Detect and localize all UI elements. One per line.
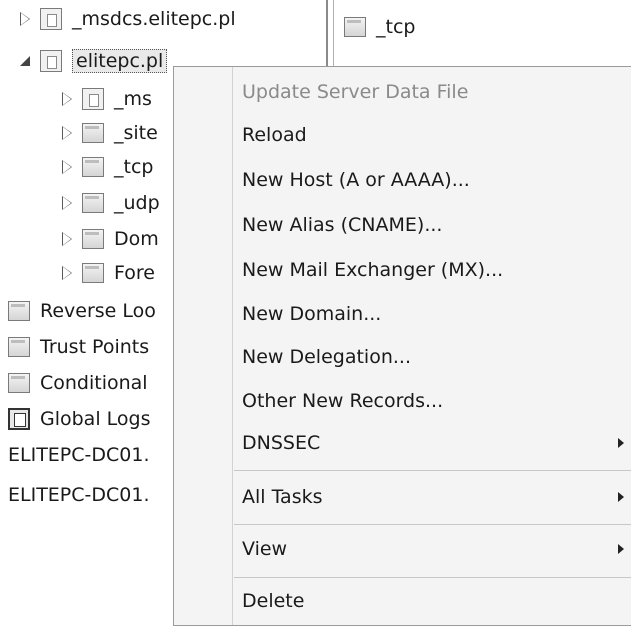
folder-icon xyxy=(8,337,30,357)
tree-item-sites[interactable]: _site xyxy=(60,116,158,150)
menu-item-label: Update Server Data File xyxy=(242,81,469,103)
zone-file-icon xyxy=(40,50,62,72)
tree-item-udp[interactable]: _udp xyxy=(60,186,160,220)
pane-divider-line xyxy=(333,0,334,70)
tree-item-label: _tcp xyxy=(114,156,154,178)
tree-item-label: Reverse Loo xyxy=(40,300,156,322)
expand-icon[interactable] xyxy=(18,12,32,26)
folder-icon xyxy=(8,301,30,321)
tree-item-label: Fore xyxy=(114,262,155,284)
folder-icon xyxy=(82,193,104,213)
tree-item-label: _udp xyxy=(114,192,160,214)
menu-item-label: View xyxy=(242,538,288,560)
zone-file-icon xyxy=(82,88,104,110)
folder-icon xyxy=(8,373,30,393)
menu-item-label: All Tasks xyxy=(242,486,323,508)
right-pane-item-label: _tcp xyxy=(376,16,416,38)
tree-item-elitepc[interactable]: elitepc.pl xyxy=(18,44,168,78)
menu-item-label: New Delegation... xyxy=(242,346,411,368)
menu-item-label: New Mail Exchanger (MX)... xyxy=(242,259,504,281)
folder-icon xyxy=(82,263,104,283)
menu-item-label: DNSSEC xyxy=(242,432,321,454)
tree-item-server-2[interactable]: ELITEPC-DC01. xyxy=(8,478,150,512)
context-menu: Update Server Data File Reload New Host … xyxy=(173,66,631,626)
menu-item-new-mail-exchanger[interactable]: New Mail Exchanger (MX)... xyxy=(242,255,622,285)
chevron-right-icon xyxy=(618,492,624,502)
menu-item-new-delegation[interactable]: New Delegation... xyxy=(242,342,622,372)
chevron-right-icon xyxy=(618,544,624,554)
menu-item-update-server-data-file[interactable]: Update Server Data File xyxy=(242,77,622,107)
log-icon xyxy=(8,408,30,430)
expand-icon[interactable] xyxy=(60,126,74,140)
menu-gutter xyxy=(232,67,233,625)
expand-icon[interactable] xyxy=(60,266,74,280)
menu-item-label: Delete xyxy=(242,590,305,612)
tree-item-ms[interactable]: _ms xyxy=(60,82,152,116)
tree-item-server-1[interactable]: ELITEPC-DC01. xyxy=(8,438,150,472)
tree-item-label: _msdcs.elitepc.pl xyxy=(72,8,236,30)
menu-item-dnssec[interactable]: DNSSEC xyxy=(242,428,624,458)
zone-file-icon xyxy=(40,8,62,30)
menu-item-label: Other New Records... xyxy=(242,390,444,412)
menu-item-reload[interactable]: Reload xyxy=(242,120,622,150)
tree-item-reverse-lookup-zones[interactable]: Reverse Loo xyxy=(8,294,156,328)
folder-icon xyxy=(82,123,104,143)
folder-icon xyxy=(82,229,104,249)
expand-icon[interactable] xyxy=(60,196,74,210)
folder-icon xyxy=(344,17,366,37)
menu-item-new-host[interactable]: New Host (A or AAAA)... xyxy=(242,165,622,195)
menu-item-label: New Domain... xyxy=(242,303,382,325)
menu-item-all-tasks[interactable]: All Tasks xyxy=(242,482,624,512)
right-pane-item-tcp[interactable]: _tcp xyxy=(344,16,415,38)
chevron-right-icon xyxy=(618,438,624,448)
menu-item-new-alias[interactable]: New Alias (CNAME)... xyxy=(242,210,622,240)
tree-item-global-logs[interactable]: Global Logs xyxy=(8,402,150,436)
menu-separator xyxy=(234,577,631,578)
tree-item-label: Global Logs xyxy=(40,408,151,430)
tree-item-label: ELITEPC-DC01. xyxy=(8,484,150,506)
tree-item-tcp[interactable]: _tcp xyxy=(60,150,153,184)
menu-item-other-new-records[interactable]: Other New Records... xyxy=(242,386,622,416)
menu-item-delete[interactable]: Delete xyxy=(242,586,622,616)
tree-item-label: Dom xyxy=(114,228,159,250)
tree-item-label: elitepc.pl xyxy=(72,49,168,73)
tree-item-conditional-forwarders[interactable]: Conditional xyxy=(8,366,148,400)
tree-item-label: ELITEPC-DC01. xyxy=(8,444,150,466)
tree-item-forest-dns-zones[interactable]: Fore xyxy=(60,256,155,290)
tree-item-trust-points[interactable]: Trust Points xyxy=(8,330,149,364)
menu-item-new-domain[interactable]: New Domain... xyxy=(242,299,622,329)
tree-item-label: _ms xyxy=(114,88,152,110)
menu-separator xyxy=(234,524,631,525)
tree-item-msdcs[interactable]: _msdcs.elitepc.pl xyxy=(18,2,236,36)
expand-icon[interactable] xyxy=(60,92,74,106)
folder-icon xyxy=(82,157,104,177)
pane-divider[interactable] xyxy=(326,0,328,70)
collapse-icon[interactable] xyxy=(18,54,32,68)
menu-separator xyxy=(234,470,631,471)
tree-item-label: Trust Points xyxy=(40,336,150,358)
tree-item-domain-dns-zones[interactable]: Dom xyxy=(60,222,159,256)
menu-item-label: Reload xyxy=(242,124,307,146)
expand-icon[interactable] xyxy=(60,160,74,174)
menu-item-label: New Host (A or AAAA)... xyxy=(242,169,470,191)
tree-item-label: Conditional xyxy=(40,372,148,394)
tree-item-label: _site xyxy=(114,122,158,144)
menu-item-view[interactable]: View xyxy=(242,534,624,564)
menu-item-label: New Alias (CNAME)... xyxy=(242,214,443,236)
expand-icon[interactable] xyxy=(60,232,74,246)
++++++++++++++++++++
Task instructions —
List every line in the rows above that contains the string "chevron", copied in full. Uppercase and lowercase letters must match.

Output of the exercise —
chevron-right-icon xyxy=(618,492,624,502)
chevron-right-icon xyxy=(618,544,624,554)
chevron-right-icon xyxy=(618,438,624,448)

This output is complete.